__OBJECTIVE__
Transcribe the material in full. Nothing should differ except that the pictures are left out.

-*-

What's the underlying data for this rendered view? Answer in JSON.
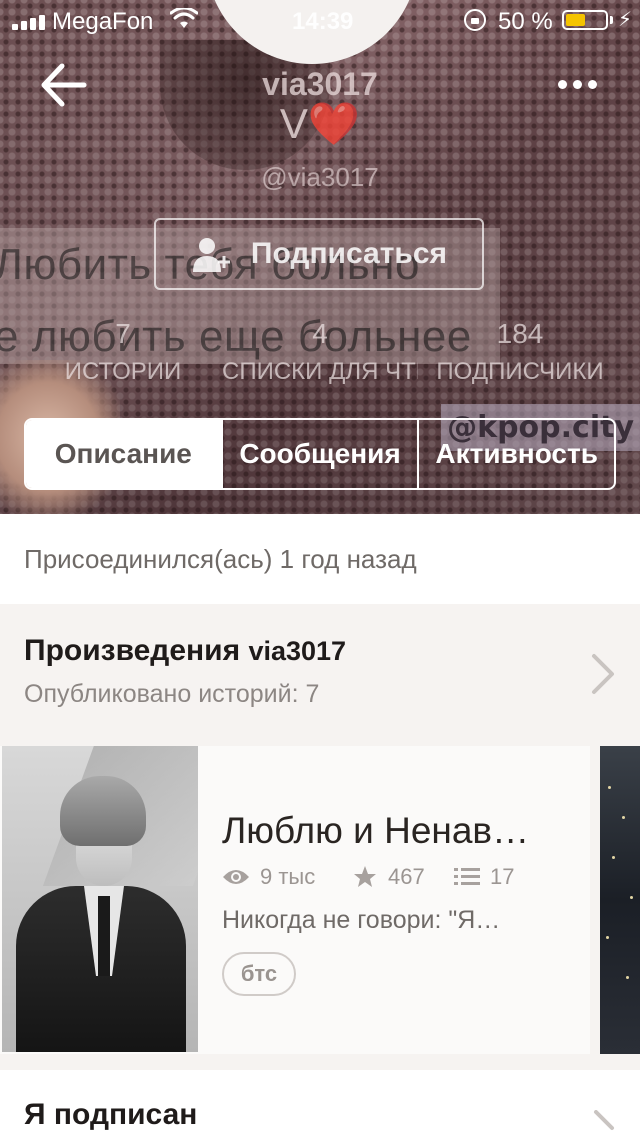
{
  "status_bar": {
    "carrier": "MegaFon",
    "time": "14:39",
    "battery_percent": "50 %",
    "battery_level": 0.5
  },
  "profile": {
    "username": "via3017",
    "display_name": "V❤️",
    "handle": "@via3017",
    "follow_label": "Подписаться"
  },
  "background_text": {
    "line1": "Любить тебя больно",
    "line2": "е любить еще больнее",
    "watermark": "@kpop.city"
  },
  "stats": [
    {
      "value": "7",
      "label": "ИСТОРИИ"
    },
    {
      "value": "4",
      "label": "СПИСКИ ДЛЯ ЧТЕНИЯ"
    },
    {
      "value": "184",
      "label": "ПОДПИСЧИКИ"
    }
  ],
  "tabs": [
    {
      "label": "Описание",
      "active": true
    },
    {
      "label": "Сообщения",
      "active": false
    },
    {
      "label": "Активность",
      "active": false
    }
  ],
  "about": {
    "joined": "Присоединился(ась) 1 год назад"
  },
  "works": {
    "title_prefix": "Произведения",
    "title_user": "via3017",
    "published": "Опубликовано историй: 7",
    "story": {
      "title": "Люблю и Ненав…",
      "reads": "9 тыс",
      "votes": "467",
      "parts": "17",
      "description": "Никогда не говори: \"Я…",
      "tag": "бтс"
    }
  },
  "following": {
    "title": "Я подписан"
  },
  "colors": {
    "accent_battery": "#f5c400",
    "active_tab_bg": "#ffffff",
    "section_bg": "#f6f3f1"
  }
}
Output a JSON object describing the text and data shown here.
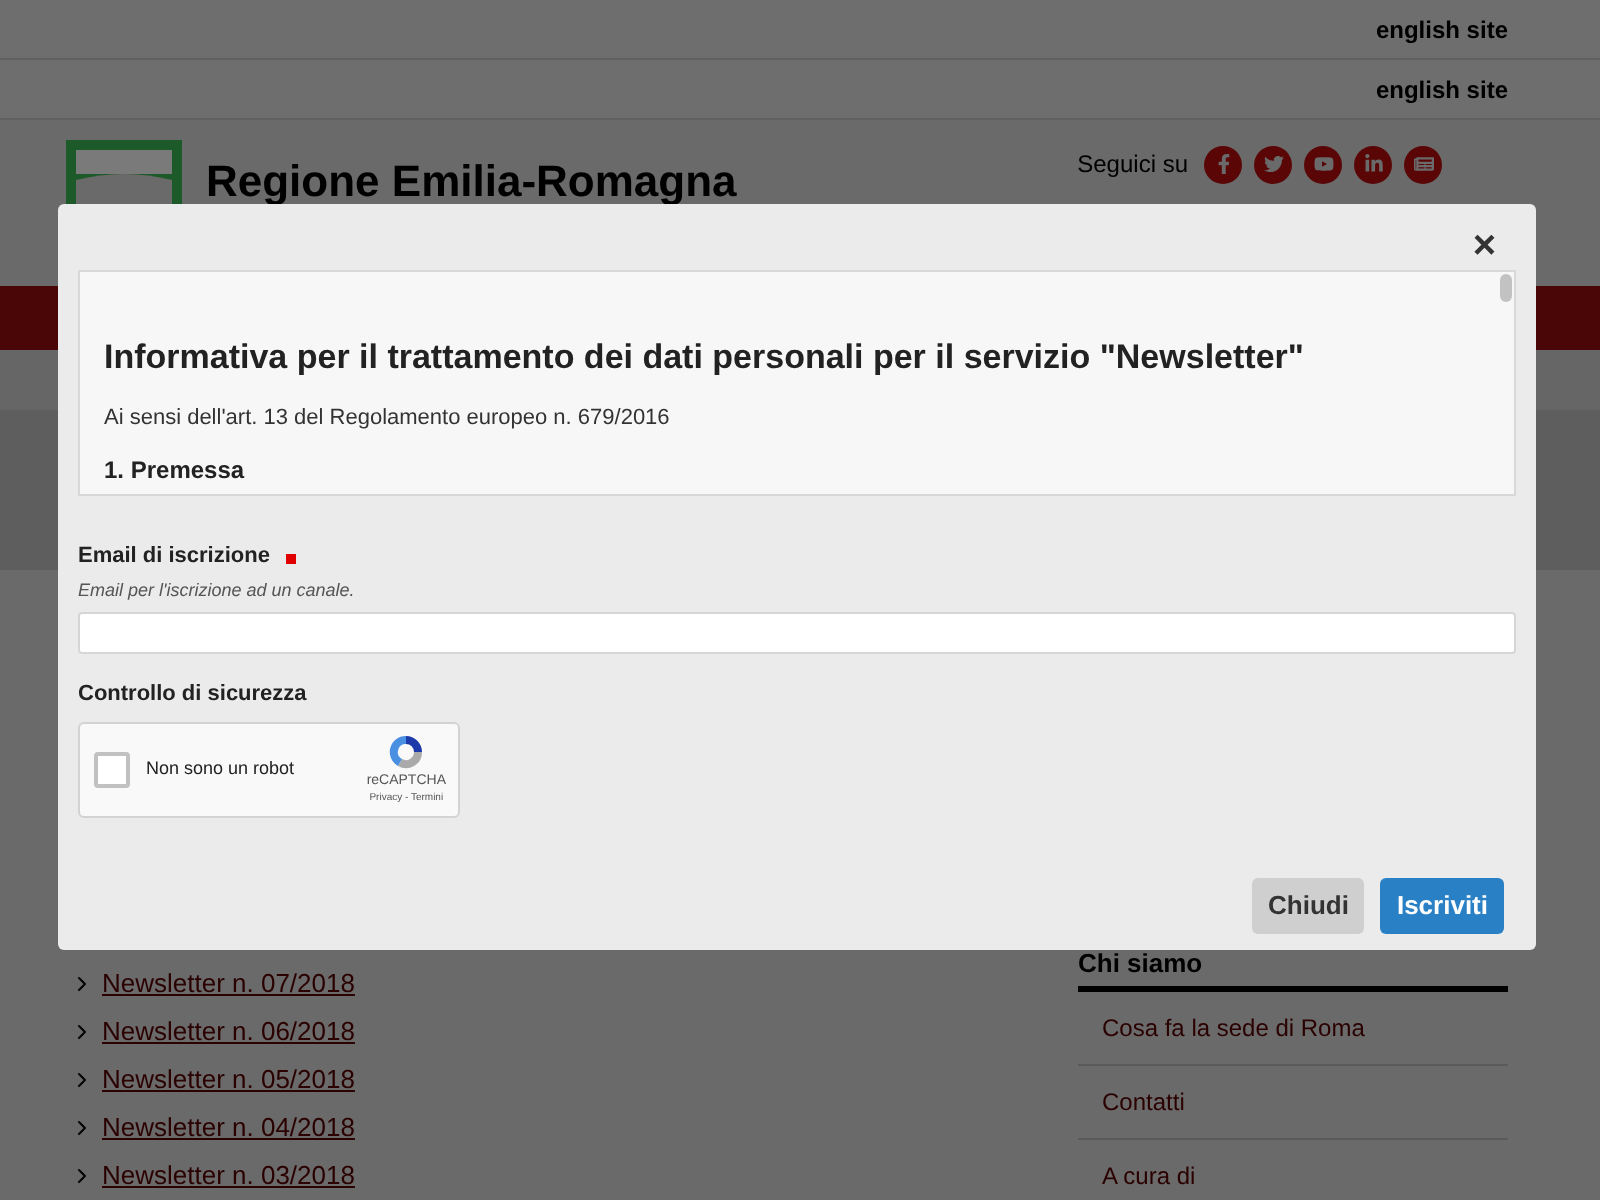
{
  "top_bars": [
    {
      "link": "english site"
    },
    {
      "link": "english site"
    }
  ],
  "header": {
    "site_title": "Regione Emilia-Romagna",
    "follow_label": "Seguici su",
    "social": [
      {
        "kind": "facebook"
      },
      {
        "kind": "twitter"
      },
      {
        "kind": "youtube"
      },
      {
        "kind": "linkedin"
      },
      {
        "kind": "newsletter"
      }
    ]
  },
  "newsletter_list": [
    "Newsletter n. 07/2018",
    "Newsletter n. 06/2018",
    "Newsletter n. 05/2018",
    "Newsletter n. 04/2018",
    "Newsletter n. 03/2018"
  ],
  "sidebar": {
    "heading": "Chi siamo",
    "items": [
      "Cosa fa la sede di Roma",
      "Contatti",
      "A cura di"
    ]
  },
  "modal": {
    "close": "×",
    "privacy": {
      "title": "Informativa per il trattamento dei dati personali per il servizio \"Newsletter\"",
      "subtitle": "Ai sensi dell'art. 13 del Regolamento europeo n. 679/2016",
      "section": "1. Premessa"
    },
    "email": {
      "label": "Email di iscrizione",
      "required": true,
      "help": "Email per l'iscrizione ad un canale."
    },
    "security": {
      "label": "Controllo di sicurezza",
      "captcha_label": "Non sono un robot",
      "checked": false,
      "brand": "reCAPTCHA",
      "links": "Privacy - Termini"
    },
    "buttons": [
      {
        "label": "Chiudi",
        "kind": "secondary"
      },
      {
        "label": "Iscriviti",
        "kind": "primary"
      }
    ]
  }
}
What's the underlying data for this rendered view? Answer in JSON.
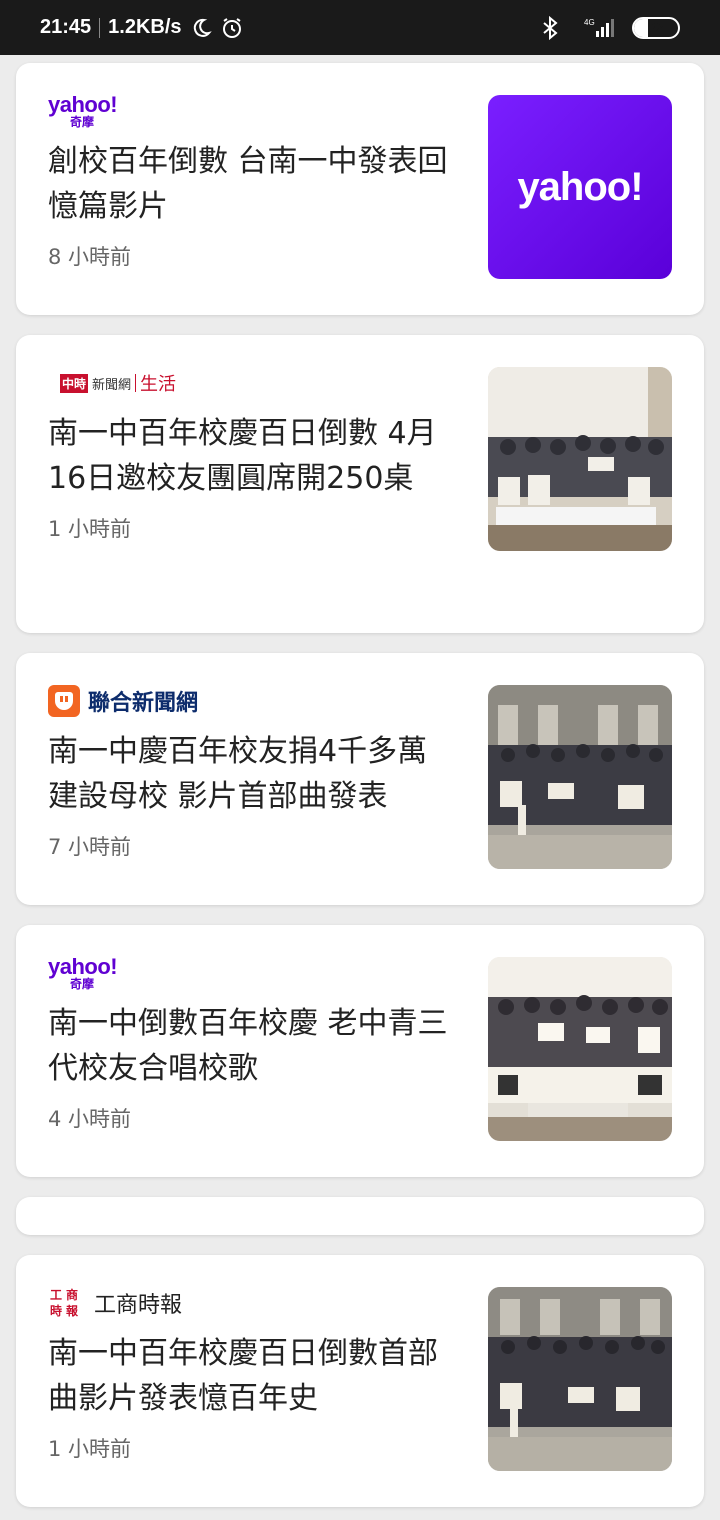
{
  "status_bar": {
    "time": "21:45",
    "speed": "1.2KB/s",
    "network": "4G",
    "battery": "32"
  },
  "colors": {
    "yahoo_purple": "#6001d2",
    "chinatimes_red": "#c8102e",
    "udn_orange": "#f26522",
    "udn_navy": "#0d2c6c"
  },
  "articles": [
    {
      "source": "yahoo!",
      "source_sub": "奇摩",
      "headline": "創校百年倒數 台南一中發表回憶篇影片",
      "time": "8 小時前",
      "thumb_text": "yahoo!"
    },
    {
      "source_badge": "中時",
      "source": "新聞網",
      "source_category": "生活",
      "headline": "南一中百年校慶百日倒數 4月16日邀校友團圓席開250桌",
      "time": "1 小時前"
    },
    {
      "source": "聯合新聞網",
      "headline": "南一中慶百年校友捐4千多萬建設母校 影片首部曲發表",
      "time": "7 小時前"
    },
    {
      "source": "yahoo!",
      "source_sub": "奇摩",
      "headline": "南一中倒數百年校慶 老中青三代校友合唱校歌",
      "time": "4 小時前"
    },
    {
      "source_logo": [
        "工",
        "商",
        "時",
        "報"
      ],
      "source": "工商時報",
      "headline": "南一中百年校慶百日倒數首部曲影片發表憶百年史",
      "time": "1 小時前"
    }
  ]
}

-*-

__FULL RESPONSE__
What's the underlying data for this rendered view? Answer in JSON.
{
  "status_bar": {
    "carrier": "MegaFon",
    "time": "14:39",
    "battery_percent": "50 %",
    "battery_level": 0.5
  },
  "profile": {
    "username": "via3017",
    "display_name": "V❤️",
    "handle": "@via3017",
    "follow_label": "Подписаться"
  },
  "background_text": {
    "line1": "Любить тебя больно",
    "line2": "е любить еще больнее",
    "watermark": "@kpop.city"
  },
  "stats": [
    {
      "value": "7",
      "label": "ИСТОРИИ"
    },
    {
      "value": "4",
      "label": "СПИСКИ ДЛЯ ЧТЕНИЯ"
    },
    {
      "value": "184",
      "label": "ПОДПИСЧИКИ"
    }
  ],
  "tabs": [
    {
      "label": "Описание",
      "active": true
    },
    {
      "label": "Сообщения",
      "active": false
    },
    {
      "label": "Активность",
      "active": false
    }
  ],
  "about": {
    "joined": "Присоединился(ась) 1 год назад"
  },
  "works": {
    "title_prefix": "Произведения",
    "title_user": "via3017",
    "published": "Опубликовано историй: 7",
    "story": {
      "title": "Люблю и Ненав…",
      "reads": "9 тыс",
      "votes": "467",
      "parts": "17",
      "description": "Никогда не говори: \"Я…",
      "tag": "бтс"
    }
  },
  "following": {
    "title": "Я подписан"
  },
  "colors": {
    "accent_battery": "#f5c400",
    "active_tab_bg": "#ffffff",
    "section_bg": "#f6f3f1"
  }
}
Output a JSON object describing the text and data shown here.
{
  "top_bars": [
    {
      "link": "english site"
    },
    {
      "link": "english site"
    }
  ],
  "header": {
    "site_title": "Regione Emilia-Romagna",
    "follow_label": "Seguici su",
    "social": [
      {
        "kind": "facebook"
      },
      {
        "kind": "twitter"
      },
      {
        "kind": "youtube"
      },
      {
        "kind": "linkedin"
      },
      {
        "kind": "newsletter"
      }
    ]
  },
  "newsletter_list": [
    "Newsletter n. 07/2018",
    "Newsletter n. 06/2018",
    "Newsletter n. 05/2018",
    "Newsletter n. 04/2018",
    "Newsletter n. 03/2018"
  ],
  "sidebar": {
    "heading": "Chi siamo",
    "items": [
      "Cosa fa la sede di Roma",
      "Contatti",
      "A cura di"
    ]
  },
  "modal": {
    "close": "×",
    "privacy": {
      "title": "Informativa per il trattamento dei dati personali per il servizio \"Newsletter\"",
      "subtitle": "Ai sensi dell'art. 13 del Regolamento europeo n. 679/2016",
      "section": "1. Premessa"
    },
    "email": {
      "label": "Email di iscrizione",
      "required": true,
      "help": "Email per l'iscrizione ad un canale."
    },
    "security": {
      "label": "Controllo di sicurezza",
      "captcha_label": "Non sono un robot",
      "checked": false,
      "brand": "reCAPTCHA",
      "links": "Privacy - Termini"
    },
    "buttons": [
      {
        "label": "Chiudi",
        "kind": "secondary"
      },
      {
        "label": "Iscriviti",
        "kind": "primary"
      }
    ]
  }
}
What's the underlying data for this rendered view? Answer in JSON.
{
  "status_bar": {
    "time": "21:45",
    "speed": "1.2KB/s",
    "network": "4G",
    "battery": "32"
  },
  "colors": {
    "yahoo_purple": "#6001d2",
    "chinatimes_red": "#c8102e",
    "udn_orange": "#f26522",
    "udn_navy": "#0d2c6c"
  },
  "articles": [
    {
      "source": "yahoo!",
      "source_sub": "奇摩",
      "headline": "創校百年倒數 台南一中發表回憶篇影片",
      "time": "8 小時前",
      "thumb_text": "yahoo!"
    },
    {
      "source_badge": "中時",
      "source": "新聞網",
      "source_category": "生活",
      "headline": "南一中百年校慶百日倒數 4月16日邀校友團圓席開250桌",
      "time": "1 小時前"
    },
    {
      "source": "聯合新聞網",
      "headline": "南一中慶百年校友捐4千多萬建設母校 影片首部曲發表",
      "time": "7 小時前"
    },
    {
      "source": "yahoo!",
      "source_sub": "奇摩",
      "headline": "南一中倒數百年校慶 老中青三代校友合唱校歌",
      "time": "4 小時前"
    },
    {
      "source_logo": [
        "工",
        "商",
        "時",
        "報"
      ],
      "source": "工商時報",
      "headline": "南一中百年校慶百日倒數首部曲影片發表憶百年史",
      "time": "1 小時前"
    }
  ]
}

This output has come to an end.